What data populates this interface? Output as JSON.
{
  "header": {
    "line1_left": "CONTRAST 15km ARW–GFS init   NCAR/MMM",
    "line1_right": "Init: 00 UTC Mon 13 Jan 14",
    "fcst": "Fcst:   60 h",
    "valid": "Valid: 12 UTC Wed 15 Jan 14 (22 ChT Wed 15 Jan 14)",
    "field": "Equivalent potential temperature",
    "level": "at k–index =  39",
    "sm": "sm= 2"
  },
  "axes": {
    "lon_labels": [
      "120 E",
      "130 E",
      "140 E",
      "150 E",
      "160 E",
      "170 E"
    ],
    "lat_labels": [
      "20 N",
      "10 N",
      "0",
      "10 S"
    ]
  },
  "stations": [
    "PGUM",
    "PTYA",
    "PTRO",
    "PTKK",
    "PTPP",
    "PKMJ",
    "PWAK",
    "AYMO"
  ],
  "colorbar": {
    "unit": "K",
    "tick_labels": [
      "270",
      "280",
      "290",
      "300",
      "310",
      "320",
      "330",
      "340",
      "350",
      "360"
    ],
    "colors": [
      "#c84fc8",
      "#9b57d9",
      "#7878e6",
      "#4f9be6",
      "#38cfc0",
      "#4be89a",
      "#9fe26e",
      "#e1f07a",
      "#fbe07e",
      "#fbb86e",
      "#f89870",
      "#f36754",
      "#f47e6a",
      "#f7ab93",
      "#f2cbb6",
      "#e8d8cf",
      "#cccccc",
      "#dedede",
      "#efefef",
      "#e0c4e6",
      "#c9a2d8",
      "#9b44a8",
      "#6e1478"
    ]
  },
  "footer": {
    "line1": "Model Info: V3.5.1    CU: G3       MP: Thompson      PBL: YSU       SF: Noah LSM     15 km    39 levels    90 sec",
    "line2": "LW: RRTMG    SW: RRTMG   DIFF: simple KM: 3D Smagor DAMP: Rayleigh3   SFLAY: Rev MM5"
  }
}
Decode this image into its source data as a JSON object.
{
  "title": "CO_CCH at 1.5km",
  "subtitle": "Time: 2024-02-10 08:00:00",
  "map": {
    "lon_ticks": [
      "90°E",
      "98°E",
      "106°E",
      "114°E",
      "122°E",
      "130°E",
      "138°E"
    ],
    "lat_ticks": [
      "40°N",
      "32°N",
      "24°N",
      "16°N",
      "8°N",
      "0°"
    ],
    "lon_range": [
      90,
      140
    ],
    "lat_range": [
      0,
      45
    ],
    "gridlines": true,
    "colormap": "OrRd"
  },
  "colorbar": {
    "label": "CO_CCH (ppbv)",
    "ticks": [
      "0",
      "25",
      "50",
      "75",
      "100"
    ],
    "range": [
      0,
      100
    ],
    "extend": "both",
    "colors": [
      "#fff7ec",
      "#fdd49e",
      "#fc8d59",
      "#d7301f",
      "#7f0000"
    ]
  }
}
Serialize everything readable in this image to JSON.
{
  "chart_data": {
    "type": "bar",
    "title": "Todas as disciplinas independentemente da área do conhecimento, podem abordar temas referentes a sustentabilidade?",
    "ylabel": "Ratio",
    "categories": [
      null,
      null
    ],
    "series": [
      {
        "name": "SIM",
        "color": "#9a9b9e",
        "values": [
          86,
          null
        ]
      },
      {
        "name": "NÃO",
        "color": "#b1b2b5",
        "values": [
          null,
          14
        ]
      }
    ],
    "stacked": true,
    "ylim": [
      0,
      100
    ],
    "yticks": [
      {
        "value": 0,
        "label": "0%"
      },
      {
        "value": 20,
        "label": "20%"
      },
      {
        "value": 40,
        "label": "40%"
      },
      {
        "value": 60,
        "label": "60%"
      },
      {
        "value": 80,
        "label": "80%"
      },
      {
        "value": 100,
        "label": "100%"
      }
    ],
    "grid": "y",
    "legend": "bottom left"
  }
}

+===+

Set problem: Write out every entry above, word for word.

Exercise response:
What data populates this interface? Output as JSON.
{
  "header": {
    "line1_left": "CONTRAST 15km ARW–GFS init   NCAR/MMM",
    "line1_right": "Init: 00 UTC Mon 13 Jan 14",
    "fcst": "Fcst:   60 h",
    "valid": "Valid: 12 UTC Wed 15 Jan 14 (22 ChT Wed 15 Jan 14)",
    "field": "Equivalent potential temperature",
    "level": "at k–index =  39",
    "sm": "sm= 2"
  },
  "axes": {
    "lon_labels": [
      "120 E",
      "130 E",
      "140 E",
      "150 E",
      "160 E",
      "170 E"
    ],
    "lat_labels": [
      "20 N",
      "10 N",
      "0",
      "10 S"
    ]
  },
  "stations": [
    "PGUM",
    "PTYA",
    "PTRO",
    "PTKK",
    "PTPP",
    "PKMJ",
    "PWAK",
    "AYMO"
  ],
  "colorbar": {
    "unit": "K",
    "tick_labels": [
      "270",
      "280",
      "290",
      "300",
      "310",
      "320",
      "330",
      "340",
      "350",
      "360"
    ],
    "colors": [
      "#c84fc8",
      "#9b57d9",
      "#7878e6",
      "#4f9be6",
      "#38cfc0",
      "#4be89a",
      "#9fe26e",
      "#e1f07a",
      "#fbe07e",
      "#fbb86e",
      "#f89870",
      "#f36754",
      "#f47e6a",
      "#f7ab93",
      "#f2cbb6",
      "#e8d8cf",
      "#cccccc",
      "#dedede",
      "#efefef",
      "#e0c4e6",
      "#c9a2d8",
      "#9b44a8",
      "#6e1478"
    ]
  },
  "footer": {
    "line1": "Model Info: V3.5.1    CU: G3       MP: Thompson      PBL: YSU       SF: Noah LSM     15 km    39 levels    90 sec",
    "line2": "LW: RRTMG    SW: RRTMG   DIFF: simple KM: 3D Smagor DAMP: Rayleigh3   SFLAY: Rev MM5"
  }
}
Decode this image into its source data as a JSON object.
{
  "title": "CO_CCH at 1.5km",
  "subtitle": "Time: 2024-02-10 08:00:00",
  "map": {
    "lon_ticks": [
      "90°E",
      "98°E",
      "106°E",
      "114°E",
      "122°E",
      "130°E",
      "138°E"
    ],
    "lat_ticks": [
      "40°N",
      "32°N",
      "24°N",
      "16°N",
      "8°N",
      "0°"
    ],
    "lon_range": [
      90,
      140
    ],
    "lat_range": [
      0,
      45
    ],
    "gridlines": true,
    "colormap": "OrRd"
  },
  "colorbar": {
    "label": "CO_CCH (ppbv)",
    "ticks": [
      "0",
      "25",
      "50",
      "75",
      "100"
    ],
    "range": [
      0,
      100
    ],
    "extend": "both",
    "colors": [
      "#fff7ec",
      "#fdd49e",
      "#fc8d59",
      "#d7301f",
      "#7f0000"
    ]
  }
}
Serialize everything readable in this image to JSON.
{
  "chart_data": {
    "type": "bar",
    "title": "Todas as disciplinas independentemente da área do conhecimento, podem abordar temas referentes a sustentabilidade?",
    "ylabel": "Ratio",
    "categories": [
      null,
      null
    ],
    "series": [
      {
        "name": "SIM",
        "color": "#9a9b9e",
        "values": [
          86,
          null
        ]
      },
      {
        "name": "NÃO",
        "color": "#b1b2b5",
        "values": [
          null,
          14
        ]
      }
    ],
    "stacked": true,
    "ylim": [
      0,
      100
    ],
    "yticks": [
      {
        "value": 0,
        "label": "0%"
      },
      {
        "value": 20,
        "label": "20%"
      },
      {
        "value": 40,
        "label": "40%"
      },
      {
        "value": 60,
        "label": "60%"
      },
      {
        "value": 80,
        "label": "80%"
      },
      {
        "value": 100,
        "label": "100%"
      }
    ],
    "grid": "y",
    "legend": "bottom left"
  }
}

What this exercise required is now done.